## TASK STATEMENT
The records that follow are to be repeated without alteration.

## MATERIAL SHOWN
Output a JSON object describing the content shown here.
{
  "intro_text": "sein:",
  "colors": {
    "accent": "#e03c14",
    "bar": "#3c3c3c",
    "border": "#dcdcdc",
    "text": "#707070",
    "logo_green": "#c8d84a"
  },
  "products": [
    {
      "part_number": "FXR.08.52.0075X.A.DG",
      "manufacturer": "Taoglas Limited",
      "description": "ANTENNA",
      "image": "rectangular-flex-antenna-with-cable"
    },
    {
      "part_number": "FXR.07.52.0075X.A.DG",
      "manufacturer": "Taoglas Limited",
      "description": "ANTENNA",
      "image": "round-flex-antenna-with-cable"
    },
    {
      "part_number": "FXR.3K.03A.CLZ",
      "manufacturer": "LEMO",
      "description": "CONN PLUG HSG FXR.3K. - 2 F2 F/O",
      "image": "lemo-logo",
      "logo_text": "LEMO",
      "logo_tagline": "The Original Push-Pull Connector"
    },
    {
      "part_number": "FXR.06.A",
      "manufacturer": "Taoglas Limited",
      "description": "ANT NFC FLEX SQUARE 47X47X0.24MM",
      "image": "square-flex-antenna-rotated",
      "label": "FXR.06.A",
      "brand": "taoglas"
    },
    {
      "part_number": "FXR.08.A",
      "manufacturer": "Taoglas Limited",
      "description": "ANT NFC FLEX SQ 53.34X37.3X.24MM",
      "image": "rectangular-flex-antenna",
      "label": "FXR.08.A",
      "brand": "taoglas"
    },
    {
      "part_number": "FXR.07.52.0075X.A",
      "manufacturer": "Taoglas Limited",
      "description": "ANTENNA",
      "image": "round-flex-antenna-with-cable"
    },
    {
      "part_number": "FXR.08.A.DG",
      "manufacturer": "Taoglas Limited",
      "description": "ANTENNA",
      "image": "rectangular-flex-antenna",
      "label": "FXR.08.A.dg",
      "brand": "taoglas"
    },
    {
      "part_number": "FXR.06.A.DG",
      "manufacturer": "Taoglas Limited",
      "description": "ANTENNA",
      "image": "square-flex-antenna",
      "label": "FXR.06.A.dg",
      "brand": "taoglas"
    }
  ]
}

## SOLVED PROBLEM
Output a JSON object describing the content shown here.
{
  "intro_text": "sein:",
  "colors": {
    "accent": "#e03c14",
    "bar": "#3c3c3c",
    "border": "#dcdcdc",
    "text": "#707070",
    "logo_green": "#c8d84a"
  },
  "products": [
    {
      "part_number": "FXR.08.52.0075X.A.DG",
      "manufacturer": "Taoglas Limited",
      "description": "ANTENNA",
      "image": "rectangular-flex-antenna-with-cable"
    },
    {
      "part_number": "FXR.07.52.0075X.A.DG",
      "manufacturer": "Taoglas Limited",
      "description": "ANTENNA",
      "image": "round-flex-antenna-with-cable"
    },
    {
      "part_number": "FXR.3K.03A.CLZ",
      "manufacturer": "LEMO",
      "description": "CONN PLUG HSG FXR.3K. - 2 F2 F/O",
      "image": "lemo-logo",
      "logo_text": "LEMO",
      "logo_tagline": "The Original Push-Pull Connector"
    },
    {
      "part_number": "FXR.06.A",
      "manufacturer": "Taoglas Limited",
      "description": "ANT NFC FLEX SQUARE 47X47X0.24MM",
      "image": "square-flex-antenna-rotated",
      "label": "FXR.06.A",
      "brand": "taoglas"
    },
    {
      "part_number": "FXR.08.A",
      "manufacturer": "Taoglas Limited",
      "description": "ANT NFC FLEX SQ 53.34X37.3X.24MM",
      "image": "rectangular-flex-antenna",
      "label": "FXR.08.A",
      "brand": "taoglas"
    },
    {
      "part_number": "FXR.07.52.0075X.A",
      "manufacturer": "Taoglas Limited",
      "description": "ANTENNA",
      "image": "round-flex-antenna-with-cable"
    },
    {
      "part_number": "FXR.08.A.DG",
      "manufacturer": "Taoglas Limited",
      "description": "ANTENNA",
      "image": "rectangular-flex-antenna",
      "label": "FXR.08.A.dg",
      "brand": "taoglas"
    },
    {
      "part_number": "FXR.06.A.DG",
      "manufacturer": "Taoglas Limited",
      "description": "ANTENNA",
      "image": "square-flex-antenna",
      "label": "FXR.06.A.dg",
      "brand": "taoglas"
    }
  ]
}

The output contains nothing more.